*Instructions to follow:* For each line in the data below that holds "French", return a copy.

*Entries provided:*
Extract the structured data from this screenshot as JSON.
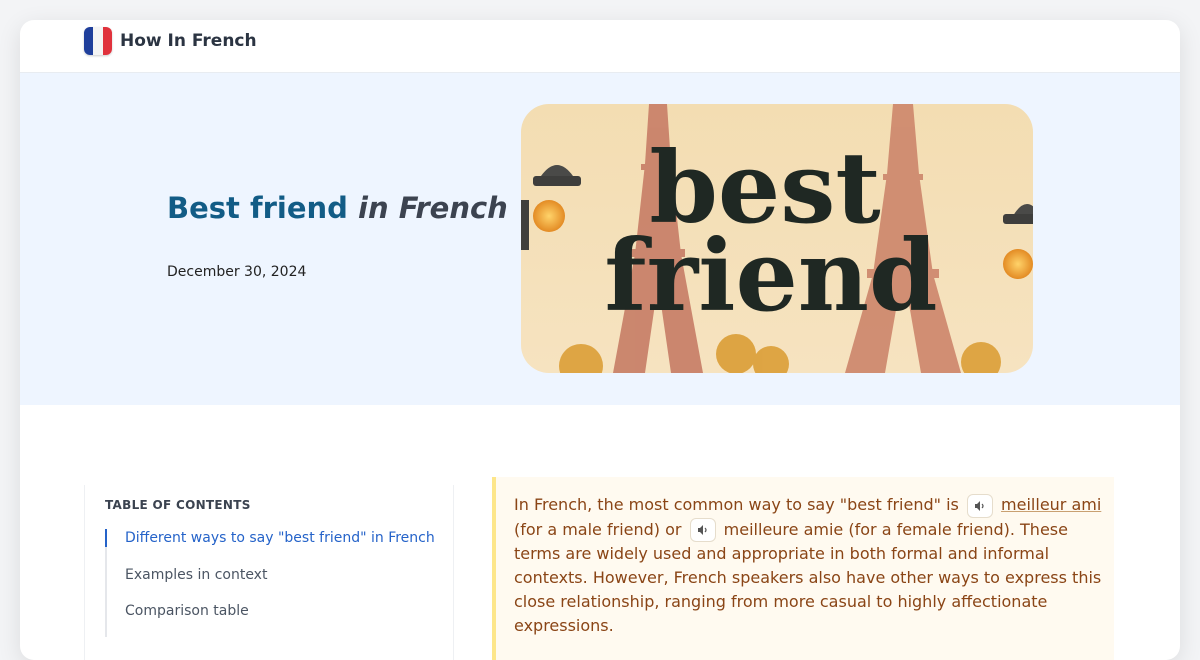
{
  "site": {
    "name": "How In French"
  },
  "hero": {
    "title_strong": "Best friend",
    "title_em": "in French",
    "date": "December 30, 2024",
    "image_word1": "best",
    "image_word2": "friend"
  },
  "toc": {
    "heading": "TABLE OF CONTENTS",
    "items": [
      "Different ways to say \"best friend\" in French",
      "Examples in context",
      "Comparison table"
    ]
  },
  "intro": {
    "part1": "In French, the most common way to say \"best friend\" is",
    "term1": "meilleur ami",
    "part2": "(for a male friend) or",
    "term2": "meilleure amie",
    "part3": "(for a female friend). These terms are widely used and appropriate in both formal and informal contexts. However, French speakers also have other ways to express this close relationship, ranging from more casual to highly affectionate expressions."
  },
  "colors": {
    "accent": "#2563c9",
    "title": "#125c86",
    "note_text": "#8a4516",
    "note_border": "#fde68a",
    "hero_bg": "#eef5ff"
  },
  "icons": {
    "flag": "france-flag-icon",
    "speaker": "speaker-icon"
  }
}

*Task output:*
    "name": "How In French"
    "title_em": "in French",
      "Different ways to say \"best friend\" in French",
    "part1": "In French, the most common way to say \"best friend\" is",
    "part3": "(for a female friend). These terms are widely used and appropriate in both formal and informal contexts. However, French speakers also have other ways to express this close relationship, ranging from more casual to highly affectionate expressions."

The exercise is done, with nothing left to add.